§ **Task**: Reproduce the complete listing without any deviation.

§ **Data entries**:
-- START --
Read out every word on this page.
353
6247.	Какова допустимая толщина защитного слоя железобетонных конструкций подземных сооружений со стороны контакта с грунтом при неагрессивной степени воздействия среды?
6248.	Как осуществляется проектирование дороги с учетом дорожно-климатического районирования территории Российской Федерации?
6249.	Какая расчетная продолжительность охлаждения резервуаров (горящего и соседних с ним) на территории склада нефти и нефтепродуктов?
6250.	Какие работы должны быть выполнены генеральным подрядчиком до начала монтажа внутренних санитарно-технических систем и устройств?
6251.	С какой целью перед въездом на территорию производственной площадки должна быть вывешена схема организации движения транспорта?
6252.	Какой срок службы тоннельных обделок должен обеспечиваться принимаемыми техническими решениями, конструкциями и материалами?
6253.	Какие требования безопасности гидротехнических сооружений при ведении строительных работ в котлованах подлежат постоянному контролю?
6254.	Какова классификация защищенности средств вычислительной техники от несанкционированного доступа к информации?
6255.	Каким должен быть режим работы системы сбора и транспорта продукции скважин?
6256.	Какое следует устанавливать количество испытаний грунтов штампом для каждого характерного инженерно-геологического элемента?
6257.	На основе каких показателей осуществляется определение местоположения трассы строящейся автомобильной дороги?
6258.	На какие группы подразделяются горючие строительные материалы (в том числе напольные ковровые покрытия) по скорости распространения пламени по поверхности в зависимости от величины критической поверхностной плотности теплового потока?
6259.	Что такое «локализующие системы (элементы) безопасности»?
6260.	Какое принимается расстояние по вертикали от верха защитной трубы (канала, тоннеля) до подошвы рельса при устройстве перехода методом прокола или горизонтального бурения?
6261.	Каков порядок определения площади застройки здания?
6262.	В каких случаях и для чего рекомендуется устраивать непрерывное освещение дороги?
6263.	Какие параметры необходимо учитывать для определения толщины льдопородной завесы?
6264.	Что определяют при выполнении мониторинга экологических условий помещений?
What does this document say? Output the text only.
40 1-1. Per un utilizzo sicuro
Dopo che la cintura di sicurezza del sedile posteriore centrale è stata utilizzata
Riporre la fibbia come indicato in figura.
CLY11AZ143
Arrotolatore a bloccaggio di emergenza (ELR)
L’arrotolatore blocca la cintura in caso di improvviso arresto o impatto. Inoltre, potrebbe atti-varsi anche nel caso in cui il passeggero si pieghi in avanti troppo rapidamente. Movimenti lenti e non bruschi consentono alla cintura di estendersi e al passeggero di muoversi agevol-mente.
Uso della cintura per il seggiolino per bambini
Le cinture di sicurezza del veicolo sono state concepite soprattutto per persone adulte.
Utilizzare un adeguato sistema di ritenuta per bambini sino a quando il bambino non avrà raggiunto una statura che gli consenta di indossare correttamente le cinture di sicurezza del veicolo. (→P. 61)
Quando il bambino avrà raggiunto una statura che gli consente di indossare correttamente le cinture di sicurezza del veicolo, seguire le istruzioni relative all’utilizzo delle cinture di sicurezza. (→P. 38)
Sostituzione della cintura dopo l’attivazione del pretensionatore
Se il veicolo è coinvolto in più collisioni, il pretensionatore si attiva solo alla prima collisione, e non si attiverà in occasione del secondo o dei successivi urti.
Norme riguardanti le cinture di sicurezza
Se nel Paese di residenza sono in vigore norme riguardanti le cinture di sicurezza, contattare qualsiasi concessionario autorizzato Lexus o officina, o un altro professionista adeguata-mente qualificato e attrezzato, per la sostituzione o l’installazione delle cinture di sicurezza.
-- END --
§ **Response**:
Read out every word on this page.
353
6247.	Какова допустимая толщина защитного слоя железобетонных конструкций подземных сооружений со стороны контакта с грунтом при неагрессивной степени воздействия среды?
6248.	Как осуществляется проектирование дороги с учетом дорожно-климатического районирования территории Российской Федерации?
6249.	Какая расчетная продолжительность охлаждения резервуаров (горящего и соседних с ним) на территории склада нефти и нефтепродуктов?
6250.	Какие работы должны быть выполнены генеральным подрядчиком до начала монтажа внутренних санитарно-технических систем и устройств?
6251.	С какой целью перед въездом на территорию производственной площадки должна быть вывешена схема организации движения транспорта?
6252.	Какой срок службы тоннельных обделок должен обеспечиваться принимаемыми техническими решениями, конструкциями и материалами?
6253.	Какие требования безопасности гидротехнических сооружений при ведении строительных работ в котлованах подлежат постоянному контролю?
6254.	Какова классификация защищенности средств вычислительной техники от несанкционированного доступа к информации?
6255.	Каким должен быть режим работы системы сбора и транспорта продукции скважин?
6256.	Какое следует устанавливать количество испытаний грунтов штампом для каждого характерного инженерно-геологического элемента?
6257.	На основе каких показателей осуществляется определение местоположения трассы строящейся автомобильной дороги?
6258.	На какие группы подразделяются горючие строительные материалы (в том числе напольные ковровые покрытия) по скорости распространения пламени по поверхности в зависимости от величины критической поверхностной плотности теплового потока?
6259.	Что такое «локализующие системы (элементы) безопасности»?
6260.	Какое принимается расстояние по вертикали от верха защитной трубы (канала, тоннеля) до подошвы рельса при устройстве перехода методом прокола или горизонтального бурения?
6261.	Каков порядок определения площади застройки здания?
6262.	В каких случаях и для чего рекомендуется устраивать непрерывное освещение дороги?
6263.	Какие параметры необходимо учитывать для определения толщины льдопородной завесы?
6264.	Что определяют при выполнении мониторинга экологических условий помещений?
What does this document say? Output the text only.
40 1-1. Per un utilizzo sicuro
Dopo che la cintura di sicurezza del sedile posteriore centrale è stata utilizzata
Riporre la fibbia come indicato in figura.
CLY11AZ143
Arrotolatore a bloccaggio di emergenza (ELR)
L’arrotolatore blocca la cintura in caso di improvviso arresto o impatto. Inoltre, potrebbe atti-varsi anche nel caso in cui il passeggero si pieghi in avanti troppo rapidamente. Movimenti lenti e non bruschi consentono alla cintura di estendersi e al passeggero di muoversi agevol-mente.
Uso della cintura per il seggiolino per bambini
Le cinture di sicurezza del veicolo sono state concepite soprattutto per persone adulte.
Utilizzare un adeguato sistema di ritenuta per bambini sino a quando il bambino non avrà raggiunto una statura che gli consenta di indossare correttamente le cinture di sicurezza del veicolo. (→P. 61)
Quando il bambino avrà raggiunto una statura che gli consente di indossare correttamente le cinture di sicurezza del veicolo, seguire le istruzioni relative all’utilizzo delle cinture di sicurezza. (→P. 38)
Sostituzione della cintura dopo l’attivazione del pretensionatore
Se il veicolo è coinvolto in più collisioni, il pretensionatore si attiva solo alla prima collisione, e non si attiverà in occasione del secondo o dei successivi urti.
Norme riguardanti le cinture di sicurezza
Se nel Paese di residenza sono in vigore norme riguardanti le cinture di sicurezza, contattare qualsiasi concessionario autorizzato Lexus o officina, o un altro professionista adeguata-mente qualificato e attrezzato, per la sostituzione o l’installazione delle cinture di sicurezza.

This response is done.